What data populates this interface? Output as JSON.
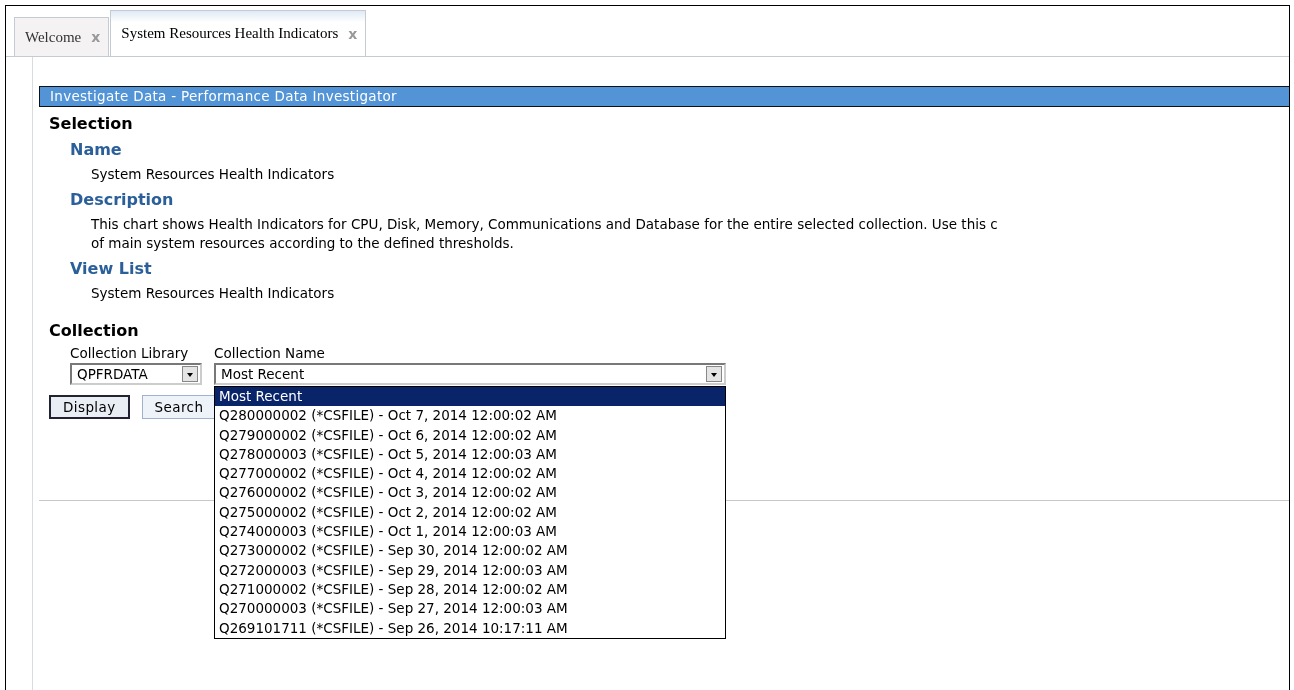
{
  "tabs": [
    {
      "label": "Welcome",
      "selected": false,
      "close": "x"
    },
    {
      "label": "System Resources Health Indicators",
      "selected": true,
      "close": "x"
    }
  ],
  "panel": {
    "title": "Investigate Data - Performance Data Investigator",
    "selection": {
      "heading": "Selection",
      "fields": [
        {
          "label": "Name",
          "lines": [
            "System Resources Health Indicators"
          ]
        },
        {
          "label": "Description",
          "lines": [
            "This chart shows Health Indicators for CPU, Disk, Memory, Communications and Database for the entire selected collection. Use this c",
            "of main system resources according to the defined thresholds."
          ]
        },
        {
          "label": "View List",
          "lines": [
            "System Resources Health Indicators"
          ]
        }
      ]
    },
    "collection": {
      "heading": "Collection",
      "library": {
        "label": "Collection Library",
        "value": "QPFRDATA"
      },
      "name": {
        "label": "Collection Name",
        "value": "Most Recent",
        "options": [
          {
            "label": "Most Recent",
            "selected": true
          },
          {
            "label": "Q280000002 (*CSFILE) - Oct 7, 2014 12:00:02 AM",
            "selected": false
          },
          {
            "label": "Q279000002 (*CSFILE) - Oct 6, 2014 12:00:02 AM",
            "selected": false
          },
          {
            "label": "Q278000003 (*CSFILE) - Oct 5, 2014 12:00:03 AM",
            "selected": false
          },
          {
            "label": "Q277000002 (*CSFILE) - Oct 4, 2014 12:00:02 AM",
            "selected": false
          },
          {
            "label": "Q276000002 (*CSFILE) - Oct 3, 2014 12:00:02 AM",
            "selected": false
          },
          {
            "label": "Q275000002 (*CSFILE) - Oct 2, 2014 12:00:02 AM",
            "selected": false
          },
          {
            "label": "Q274000003 (*CSFILE) - Oct 1, 2014 12:00:03 AM",
            "selected": false
          },
          {
            "label": "Q273000002 (*CSFILE) - Sep 30, 2014 12:00:02 AM",
            "selected": false
          },
          {
            "label": "Q272000003 (*CSFILE) - Sep 29, 2014 12:00:03 AM",
            "selected": false
          },
          {
            "label": "Q271000002 (*CSFILE) - Sep 28, 2014 12:00:02 AM",
            "selected": false
          },
          {
            "label": "Q270000003 (*CSFILE) - Sep 27, 2014 12:00:03 AM",
            "selected": false
          },
          {
            "label": "Q269101711 (*CSFILE) - Sep 26, 2014 10:17:11 AM",
            "selected": false
          }
        ]
      }
    },
    "buttons": [
      {
        "label": "Display",
        "default": true
      },
      {
        "label": "Search",
        "default": false
      }
    ]
  }
}
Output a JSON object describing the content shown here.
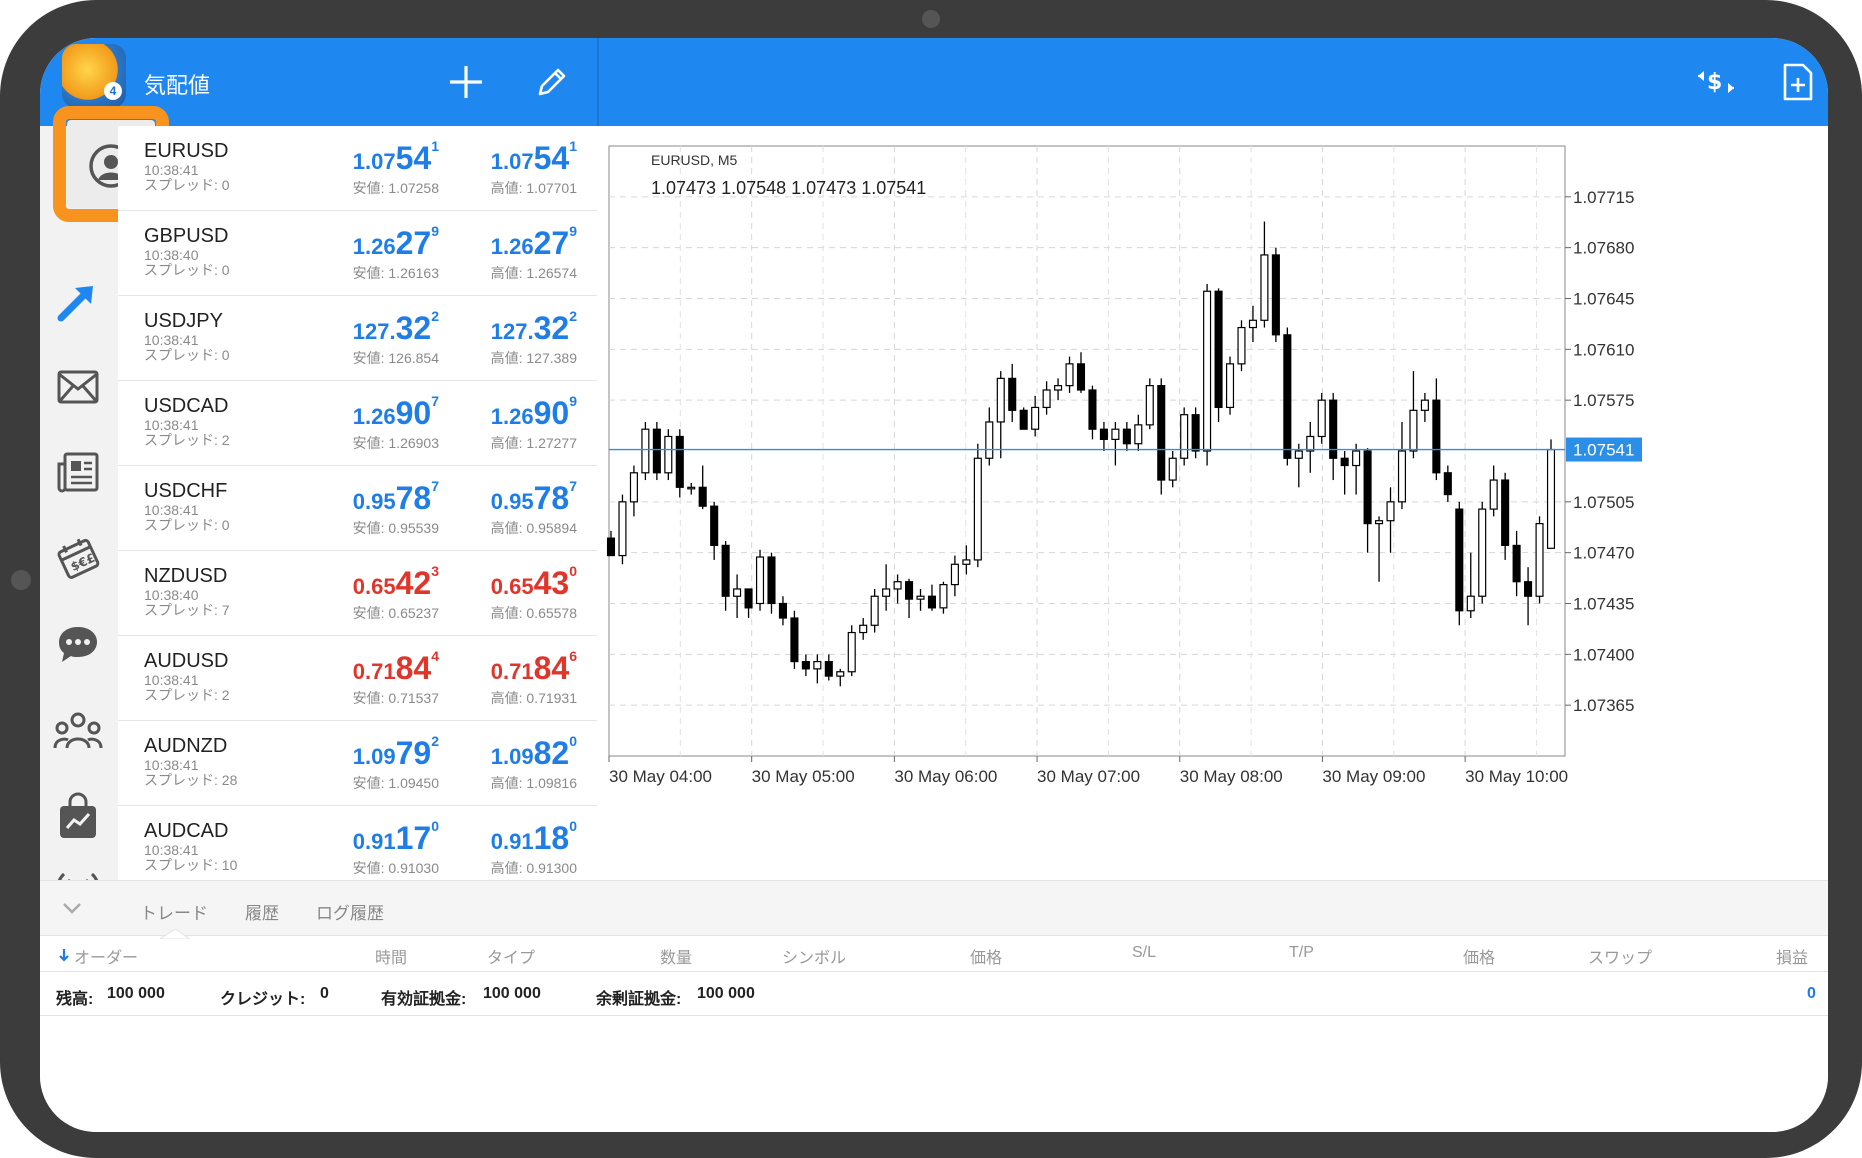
{
  "header": {
    "title": "気配値",
    "logo_badge": "4",
    "accent_color": "#1e88f0"
  },
  "sidebar": {
    "items": [
      {
        "icon": "account-icon",
        "selected": true
      },
      {
        "icon": "trade-arrow-icon"
      },
      {
        "icon": "mail-icon"
      },
      {
        "icon": "news-icon"
      },
      {
        "icon": "calendar-icon"
      },
      {
        "icon": "chat-icon"
      },
      {
        "icon": "community-icon"
      },
      {
        "icon": "market-bag-icon"
      },
      {
        "icon": "signals-icon"
      }
    ],
    "highlight_color": "#f7931e"
  },
  "quotes": [
    {
      "symbol": "EURUSD",
      "time": "10:38:41",
      "spread": "スプレッド: 0",
      "bid": {
        "a": "1.07",
        "b": "54",
        "c": "1"
      },
      "ask": {
        "a": "1.07",
        "b": "54",
        "c": "1"
      },
      "low": "安値: 1.07258",
      "high": "高値: 1.07701",
      "color": "blue"
    },
    {
      "symbol": "GBPUSD",
      "time": "10:38:40",
      "spread": "スプレッド: 0",
      "bid": {
        "a": "1.26",
        "b": "27",
        "c": "9"
      },
      "ask": {
        "a": "1.26",
        "b": "27",
        "c": "9"
      },
      "low": "安値: 1.26163",
      "high": "高値: 1.26574",
      "color": "blue"
    },
    {
      "symbol": "USDJPY",
      "time": "10:38:41",
      "spread": "スプレッド: 0",
      "bid": {
        "a": "127.",
        "b": "32",
        "c": "2"
      },
      "ask": {
        "a": "127.",
        "b": "32",
        "c": "2"
      },
      "low": "安値: 126.854",
      "high": "高値: 127.389",
      "color": "blue"
    },
    {
      "symbol": "USDCAD",
      "time": "10:38:41",
      "spread": "スプレッド: 2",
      "bid": {
        "a": "1.26",
        "b": "90",
        "c": "7"
      },
      "ask": {
        "a": "1.26",
        "b": "90",
        "c": "9"
      },
      "low": "安値: 1.26903",
      "high": "高値: 1.27277",
      "color": "blue"
    },
    {
      "symbol": "USDCHF",
      "time": "10:38:41",
      "spread": "スプレッド: 0",
      "bid": {
        "a": "0.95",
        "b": "78",
        "c": "7"
      },
      "ask": {
        "a": "0.95",
        "b": "78",
        "c": "7"
      },
      "low": "安値: 0.95539",
      "high": "高値: 0.95894",
      "color": "blue"
    },
    {
      "symbol": "NZDUSD",
      "time": "10:38:40",
      "spread": "スプレッド: 7",
      "bid": {
        "a": "0.65",
        "b": "42",
        "c": "3"
      },
      "ask": {
        "a": "0.65",
        "b": "43",
        "c": "0"
      },
      "low": "安値: 0.65237",
      "high": "高値: 0.65578",
      "color": "red"
    },
    {
      "symbol": "AUDUSD",
      "time": "10:38:41",
      "spread": "スプレッド: 2",
      "bid": {
        "a": "0.71",
        "b": "84",
        "c": "4"
      },
      "ask": {
        "a": "0.71",
        "b": "84",
        "c": "6"
      },
      "low": "安値: 0.71537",
      "high": "高値: 0.71931",
      "color": "red"
    },
    {
      "symbol": "AUDNZD",
      "time": "10:38:41",
      "spread": "スプレッド: 28",
      "bid": {
        "a": "1.09",
        "b": "79",
        "c": "2"
      },
      "ask": {
        "a": "1.09",
        "b": "82",
        "c": "0"
      },
      "low": "安値: 1.09450",
      "high": "高値: 1.09816",
      "color": "blue"
    },
    {
      "symbol": "AUDCAD",
      "time": "10:38:41",
      "spread": "スプレッド: 10",
      "bid": {
        "a": "0.91",
        "b": "17",
        "c": "0"
      },
      "ask": {
        "a": "0.91",
        "b": "18",
        "c": "0"
      },
      "low": "安値: 0.91030",
      "high": "高値: 0.91300",
      "color": "blue"
    }
  ],
  "chart_data": {
    "type": "candlestick",
    "symbol_label": "EURUSD, M5",
    "ohlc_label": "1.07473 1.07548 1.07473 1.07541",
    "current_price": 1.07541,
    "current_price_label": "1.07541",
    "ylim": [
      1.0733,
      1.0775
    ],
    "y_ticks": [
      1.07715,
      1.0768,
      1.07645,
      1.0761,
      1.07575,
      1.07505,
      1.0747,
      1.07435,
      1.074,
      1.07365
    ],
    "y_tick_labels": [
      "1.07715",
      "1.07680",
      "1.07645",
      "1.07610",
      "1.07575",
      "1.07505",
      "1.07470",
      "1.07435",
      "1.07400",
      "1.07365"
    ],
    "x_labels": [
      "30 May 04:00",
      "30 May 05:00",
      "30 May 06:00",
      "30 May 07:00",
      "30 May 08:00",
      "30 May 09:00",
      "30 May 10:00"
    ],
    "grid": true,
    "up_color": "#ffffff",
    "down_color": "#000000",
    "candles": [
      [
        1.0748,
        1.07485,
        1.07468,
        1.07468
      ],
      [
        1.07468,
        1.0751,
        1.07462,
        1.07505
      ],
      [
        1.07505,
        1.0753,
        1.07495,
        1.07525
      ],
      [
        1.07525,
        1.0756,
        1.0752,
        1.07555
      ],
      [
        1.07555,
        1.0756,
        1.0752,
        1.07525
      ],
      [
        1.07525,
        1.07555,
        1.0752,
        1.0755
      ],
      [
        1.0755,
        1.07555,
        1.07508,
        1.07515
      ],
      [
        1.07515,
        1.07518,
        1.0751,
        1.07515
      ],
      [
        1.07515,
        1.0753,
        1.075,
        1.07502
      ],
      [
        1.07502,
        1.07505,
        1.07465,
        1.07475
      ],
      [
        1.07475,
        1.07478,
        1.0743,
        1.0744
      ],
      [
        1.0744,
        1.07455,
        1.07425,
        1.07445
      ],
      [
        1.07445,
        1.0744,
        1.07425,
        1.07432
      ],
      [
        1.07435,
        1.07472,
        1.0743,
        1.07467
      ],
      [
        1.07467,
        1.0747,
        1.07428,
        1.07435
      ],
      [
        1.07435,
        1.0744,
        1.0742,
        1.07425
      ],
      [
        1.07425,
        1.0743,
        1.0739,
        1.07395
      ],
      [
        1.07395,
        1.074,
        1.07385,
        1.0739
      ],
      [
        1.0739,
        1.074,
        1.0738,
        1.07395
      ],
      [
        1.07395,
        1.074,
        1.07382,
        1.07385
      ],
      [
        1.07385,
        1.0739,
        1.07378,
        1.07388
      ],
      [
        1.07388,
        1.0742,
        1.07385,
        1.07415
      ],
      [
        1.07415,
        1.07425,
        1.0741,
        1.0742
      ],
      [
        1.0742,
        1.07445,
        1.07415,
        1.0744
      ],
      [
        1.0744,
        1.07462,
        1.0743,
        1.07445
      ],
      [
        1.07445,
        1.07455,
        1.07435,
        1.0745
      ],
      [
        1.0745,
        1.07452,
        1.07425,
        1.07438
      ],
      [
        1.07438,
        1.07445,
        1.0743,
        1.0744
      ],
      [
        1.0744,
        1.07448,
        1.0743,
        1.07432
      ],
      [
        1.07432,
        1.0745,
        1.07428,
        1.07448
      ],
      [
        1.07448,
        1.07468,
        1.0744,
        1.07462
      ],
      [
        1.07462,
        1.07475,
        1.07455,
        1.07465
      ],
      [
        1.07465,
        1.07545,
        1.0746,
        1.07535
      ],
      [
        1.07535,
        1.0757,
        1.0753,
        1.0756
      ],
      [
        1.0756,
        1.07595,
        1.07535,
        1.0759
      ],
      [
        1.0759,
        1.076,
        1.0756,
        1.07568
      ],
      [
        1.07568,
        1.0757,
        1.07555,
        1.07555
      ],
      [
        1.07555,
        1.07578,
        1.0755,
        1.0757
      ],
      [
        1.0757,
        1.07588,
        1.07565,
        1.07582
      ],
      [
        1.07582,
        1.0759,
        1.07575,
        1.07585
      ],
      [
        1.07585,
        1.07605,
        1.0758,
        1.076
      ],
      [
        1.076,
        1.07608,
        1.0758,
        1.07582
      ],
      [
        1.07582,
        1.07585,
        1.07548,
        1.07555
      ],
      [
        1.07555,
        1.0756,
        1.0754,
        1.07548
      ],
      [
        1.07548,
        1.0756,
        1.0753,
        1.07555
      ],
      [
        1.07555,
        1.0756,
        1.0754,
        1.07545
      ],
      [
        1.07545,
        1.07565,
        1.0754,
        1.07558
      ],
      [
        1.07558,
        1.0759,
        1.07555,
        1.07585
      ],
      [
        1.07585,
        1.0759,
        1.0751,
        1.0752
      ],
      [
        1.0752,
        1.0754,
        1.07515,
        1.07535
      ],
      [
        1.07535,
        1.0757,
        1.0753,
        1.07565
      ],
      [
        1.07565,
        1.0757,
        1.07535,
        1.0754
      ],
      [
        1.0754,
        1.07655,
        1.0753,
        1.0765
      ],
      [
        1.0765,
        1.07652,
        1.0756,
        1.0757
      ],
      [
        1.0757,
        1.07605,
        1.07565,
        1.076
      ],
      [
        1.076,
        1.0763,
        1.07595,
        1.07625
      ],
      [
        1.07625,
        1.0764,
        1.07615,
        1.0763
      ],
      [
        1.0763,
        1.07698,
        1.07625,
        1.07675
      ],
      [
        1.07675,
        1.0768,
        1.07615,
        1.0762
      ],
      [
        1.0762,
        1.07625,
        1.0753,
        1.07535
      ],
      [
        1.07535,
        1.07545,
        1.07515,
        1.0754
      ],
      [
        1.0754,
        1.0756,
        1.07525,
        1.0755
      ],
      [
        1.0755,
        1.0758,
        1.07545,
        1.07575
      ],
      [
        1.07575,
        1.0758,
        1.0752,
        1.07535
      ],
      [
        1.07535,
        1.0754,
        1.0751,
        1.0753
      ],
      [
        1.0753,
        1.07545,
        1.0751,
        1.0754
      ],
      [
        1.0754,
        1.07542,
        1.0747,
        1.0749
      ],
      [
        1.0749,
        1.07495,
        1.0745,
        1.07492
      ],
      [
        1.07492,
        1.07515,
        1.0747,
        1.07505
      ],
      [
        1.07505,
        1.0756,
        1.075,
        1.0754
      ],
      [
        1.0754,
        1.07595,
        1.07535,
        1.07568
      ],
      [
        1.07568,
        1.0758,
        1.0756,
        1.07575
      ],
      [
        1.07575,
        1.0759,
        1.0752,
        1.07525
      ],
      [
        1.07525,
        1.0753,
        1.07505,
        1.0751
      ],
      [
        1.075,
        1.07505,
        1.0742,
        1.0743
      ],
      [
        1.0743,
        1.0747,
        1.07425,
        1.0744
      ],
      [
        1.0744,
        1.07505,
        1.07435,
        1.075
      ],
      [
        1.075,
        1.0753,
        1.07495,
        1.0752
      ],
      [
        1.0752,
        1.07525,
        1.07465,
        1.07475
      ],
      [
        1.07475,
        1.07485,
        1.0744,
        1.0745
      ],
      [
        1.0745,
        1.0746,
        1.0742,
        1.0744
      ],
      [
        1.0744,
        1.07495,
        1.07435,
        1.0749
      ],
      [
        1.07473,
        1.07548,
        1.07473,
        1.07541
      ]
    ]
  },
  "bottom": {
    "tabs": [
      "トレード",
      "履歴",
      "ログ履歴"
    ],
    "columns": [
      "オーダー",
      "時間",
      "タイプ",
      "数量",
      "シンボル",
      "価格",
      "S/L",
      "T/P",
      "価格",
      "スワップ",
      "損益"
    ],
    "balance": [
      {
        "label": "残高:",
        "value": "100 000"
      },
      {
        "label": "クレジット:",
        "value": "0"
      },
      {
        "label": "有効証拠金:",
        "value": "100 000"
      },
      {
        "label": "余剰証拠金:",
        "value": "100 000"
      }
    ],
    "profit_total": "0"
  }
}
══════════
TO BE DONE: Going through the entries above, report how many lines include the string "heading". The number alone is the answer.

CORRECT RESULT: 2